* Task details: Report the number of lines in the entries below that include the word "Lebanon", and nothing else.
::::::::
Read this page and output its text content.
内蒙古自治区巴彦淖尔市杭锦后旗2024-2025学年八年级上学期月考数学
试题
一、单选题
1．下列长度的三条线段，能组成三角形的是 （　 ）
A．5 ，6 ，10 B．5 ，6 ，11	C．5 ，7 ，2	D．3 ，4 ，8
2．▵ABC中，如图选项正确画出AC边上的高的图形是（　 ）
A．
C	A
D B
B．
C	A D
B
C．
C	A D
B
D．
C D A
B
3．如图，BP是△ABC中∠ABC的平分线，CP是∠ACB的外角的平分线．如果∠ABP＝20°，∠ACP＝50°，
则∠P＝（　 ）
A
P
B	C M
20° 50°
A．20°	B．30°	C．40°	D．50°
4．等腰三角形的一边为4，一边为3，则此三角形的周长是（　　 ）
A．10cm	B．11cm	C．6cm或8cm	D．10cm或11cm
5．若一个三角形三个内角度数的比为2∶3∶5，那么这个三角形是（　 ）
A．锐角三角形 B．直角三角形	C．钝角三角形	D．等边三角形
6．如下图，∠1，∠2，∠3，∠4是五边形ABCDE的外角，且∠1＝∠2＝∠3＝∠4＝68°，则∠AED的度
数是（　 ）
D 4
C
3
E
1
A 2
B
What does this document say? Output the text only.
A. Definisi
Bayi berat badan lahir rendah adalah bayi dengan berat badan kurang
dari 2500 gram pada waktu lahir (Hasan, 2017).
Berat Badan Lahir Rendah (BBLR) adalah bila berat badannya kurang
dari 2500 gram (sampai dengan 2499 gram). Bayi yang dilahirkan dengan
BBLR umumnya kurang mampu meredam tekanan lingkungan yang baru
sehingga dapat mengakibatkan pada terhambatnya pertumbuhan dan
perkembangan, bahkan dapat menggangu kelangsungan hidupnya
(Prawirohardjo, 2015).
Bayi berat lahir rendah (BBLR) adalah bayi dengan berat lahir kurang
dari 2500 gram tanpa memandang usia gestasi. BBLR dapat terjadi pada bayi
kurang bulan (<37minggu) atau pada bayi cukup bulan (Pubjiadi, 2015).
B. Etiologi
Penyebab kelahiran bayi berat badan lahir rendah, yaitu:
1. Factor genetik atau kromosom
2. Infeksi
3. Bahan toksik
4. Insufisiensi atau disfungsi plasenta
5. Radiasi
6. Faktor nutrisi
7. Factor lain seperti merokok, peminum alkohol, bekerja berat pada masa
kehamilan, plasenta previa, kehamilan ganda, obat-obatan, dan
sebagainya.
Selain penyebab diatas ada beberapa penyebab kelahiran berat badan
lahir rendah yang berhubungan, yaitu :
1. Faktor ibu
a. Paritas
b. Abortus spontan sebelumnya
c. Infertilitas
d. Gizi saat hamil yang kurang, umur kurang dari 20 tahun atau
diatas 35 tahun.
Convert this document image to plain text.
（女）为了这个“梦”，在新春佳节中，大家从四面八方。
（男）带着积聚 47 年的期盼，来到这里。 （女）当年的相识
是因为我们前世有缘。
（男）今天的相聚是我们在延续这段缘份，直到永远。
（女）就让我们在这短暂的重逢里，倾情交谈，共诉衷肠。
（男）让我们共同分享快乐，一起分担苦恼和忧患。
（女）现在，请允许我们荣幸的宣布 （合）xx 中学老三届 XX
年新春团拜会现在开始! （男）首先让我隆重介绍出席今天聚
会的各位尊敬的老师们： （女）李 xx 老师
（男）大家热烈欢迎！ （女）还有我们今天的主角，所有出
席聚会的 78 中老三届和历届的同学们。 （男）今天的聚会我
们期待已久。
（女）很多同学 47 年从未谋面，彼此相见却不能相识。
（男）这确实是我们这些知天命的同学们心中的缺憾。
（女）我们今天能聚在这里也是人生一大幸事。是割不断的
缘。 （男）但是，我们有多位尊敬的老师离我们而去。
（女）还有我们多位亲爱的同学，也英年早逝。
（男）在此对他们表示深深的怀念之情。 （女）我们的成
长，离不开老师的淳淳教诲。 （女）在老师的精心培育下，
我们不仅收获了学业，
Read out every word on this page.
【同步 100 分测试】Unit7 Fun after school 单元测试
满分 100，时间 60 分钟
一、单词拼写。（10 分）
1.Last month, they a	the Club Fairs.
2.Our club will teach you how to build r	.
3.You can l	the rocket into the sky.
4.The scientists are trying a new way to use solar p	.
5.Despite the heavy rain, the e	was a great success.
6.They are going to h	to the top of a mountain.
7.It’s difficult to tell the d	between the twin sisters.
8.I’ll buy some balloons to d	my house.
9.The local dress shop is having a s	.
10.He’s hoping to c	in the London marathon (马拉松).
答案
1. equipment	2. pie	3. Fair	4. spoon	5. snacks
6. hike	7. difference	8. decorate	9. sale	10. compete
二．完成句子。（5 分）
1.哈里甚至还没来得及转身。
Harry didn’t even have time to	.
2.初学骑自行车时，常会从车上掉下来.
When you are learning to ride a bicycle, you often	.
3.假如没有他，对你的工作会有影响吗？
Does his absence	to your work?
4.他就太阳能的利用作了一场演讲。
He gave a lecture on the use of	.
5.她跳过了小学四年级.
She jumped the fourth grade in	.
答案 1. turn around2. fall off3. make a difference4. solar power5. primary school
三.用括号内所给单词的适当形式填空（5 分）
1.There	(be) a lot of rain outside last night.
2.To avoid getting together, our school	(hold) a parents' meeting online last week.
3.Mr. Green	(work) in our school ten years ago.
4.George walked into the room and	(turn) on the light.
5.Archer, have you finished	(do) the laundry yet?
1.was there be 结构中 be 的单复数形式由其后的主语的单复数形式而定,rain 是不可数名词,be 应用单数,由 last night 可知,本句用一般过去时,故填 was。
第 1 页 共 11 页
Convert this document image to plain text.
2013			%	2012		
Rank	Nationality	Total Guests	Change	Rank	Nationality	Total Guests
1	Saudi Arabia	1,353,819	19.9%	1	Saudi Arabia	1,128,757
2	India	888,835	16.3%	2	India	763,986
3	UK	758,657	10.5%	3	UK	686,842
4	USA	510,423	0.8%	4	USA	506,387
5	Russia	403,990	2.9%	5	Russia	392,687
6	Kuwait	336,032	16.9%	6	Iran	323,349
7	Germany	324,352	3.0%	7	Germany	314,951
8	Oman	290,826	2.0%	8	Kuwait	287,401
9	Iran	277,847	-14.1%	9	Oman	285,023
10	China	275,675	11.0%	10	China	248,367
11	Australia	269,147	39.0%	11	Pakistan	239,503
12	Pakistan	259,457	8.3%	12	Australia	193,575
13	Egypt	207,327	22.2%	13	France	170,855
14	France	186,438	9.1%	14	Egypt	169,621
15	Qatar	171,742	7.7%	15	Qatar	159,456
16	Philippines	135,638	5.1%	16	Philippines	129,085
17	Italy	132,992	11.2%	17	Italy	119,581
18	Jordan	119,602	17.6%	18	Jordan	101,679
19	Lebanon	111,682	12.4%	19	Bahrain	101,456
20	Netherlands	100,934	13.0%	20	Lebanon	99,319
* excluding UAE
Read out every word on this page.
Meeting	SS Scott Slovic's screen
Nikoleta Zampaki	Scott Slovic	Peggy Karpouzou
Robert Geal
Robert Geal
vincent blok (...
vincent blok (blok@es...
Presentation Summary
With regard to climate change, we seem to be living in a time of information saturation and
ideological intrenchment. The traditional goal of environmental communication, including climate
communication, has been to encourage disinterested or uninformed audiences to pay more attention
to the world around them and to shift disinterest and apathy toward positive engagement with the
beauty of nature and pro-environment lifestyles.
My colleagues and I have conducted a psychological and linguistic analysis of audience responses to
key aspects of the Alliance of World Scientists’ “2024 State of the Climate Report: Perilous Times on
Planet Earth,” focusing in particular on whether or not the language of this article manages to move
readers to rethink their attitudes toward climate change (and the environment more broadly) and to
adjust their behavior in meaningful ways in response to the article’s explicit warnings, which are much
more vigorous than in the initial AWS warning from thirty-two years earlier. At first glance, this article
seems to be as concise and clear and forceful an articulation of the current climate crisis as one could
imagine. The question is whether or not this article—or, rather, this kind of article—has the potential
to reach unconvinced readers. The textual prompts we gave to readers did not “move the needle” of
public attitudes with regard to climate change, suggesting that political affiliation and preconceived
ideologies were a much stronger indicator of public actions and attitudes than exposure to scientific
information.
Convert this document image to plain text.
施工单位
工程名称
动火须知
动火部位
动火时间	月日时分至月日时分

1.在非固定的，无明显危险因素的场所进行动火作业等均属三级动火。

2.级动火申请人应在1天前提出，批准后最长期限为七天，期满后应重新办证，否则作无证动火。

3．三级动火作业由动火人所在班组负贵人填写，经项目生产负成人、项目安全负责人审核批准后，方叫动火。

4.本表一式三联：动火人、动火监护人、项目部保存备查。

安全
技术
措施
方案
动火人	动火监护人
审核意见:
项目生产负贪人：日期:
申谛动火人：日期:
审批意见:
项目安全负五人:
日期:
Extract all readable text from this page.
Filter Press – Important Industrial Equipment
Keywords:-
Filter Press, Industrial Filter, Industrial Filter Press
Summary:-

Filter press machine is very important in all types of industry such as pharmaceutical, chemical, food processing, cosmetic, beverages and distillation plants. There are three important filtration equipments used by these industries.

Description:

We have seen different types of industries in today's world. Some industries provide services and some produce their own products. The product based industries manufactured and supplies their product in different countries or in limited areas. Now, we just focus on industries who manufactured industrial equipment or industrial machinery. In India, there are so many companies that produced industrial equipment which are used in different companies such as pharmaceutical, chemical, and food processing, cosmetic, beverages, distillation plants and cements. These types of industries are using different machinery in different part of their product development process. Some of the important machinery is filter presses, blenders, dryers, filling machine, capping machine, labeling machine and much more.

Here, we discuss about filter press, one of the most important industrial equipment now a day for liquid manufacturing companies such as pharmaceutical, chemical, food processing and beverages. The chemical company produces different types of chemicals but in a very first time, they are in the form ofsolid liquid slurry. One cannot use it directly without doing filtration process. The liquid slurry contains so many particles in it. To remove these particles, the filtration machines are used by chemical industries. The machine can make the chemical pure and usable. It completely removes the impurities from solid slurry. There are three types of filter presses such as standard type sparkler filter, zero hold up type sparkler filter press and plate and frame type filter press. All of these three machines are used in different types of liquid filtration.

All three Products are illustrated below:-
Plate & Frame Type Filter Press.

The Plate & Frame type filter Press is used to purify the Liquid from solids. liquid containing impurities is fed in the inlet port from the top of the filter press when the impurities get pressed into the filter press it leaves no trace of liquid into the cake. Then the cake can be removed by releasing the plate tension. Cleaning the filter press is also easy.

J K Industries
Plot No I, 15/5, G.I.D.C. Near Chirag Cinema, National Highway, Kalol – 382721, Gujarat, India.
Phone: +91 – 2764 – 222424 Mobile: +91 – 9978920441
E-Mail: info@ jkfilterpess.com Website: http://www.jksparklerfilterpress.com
::::::::
* Response to this task: 2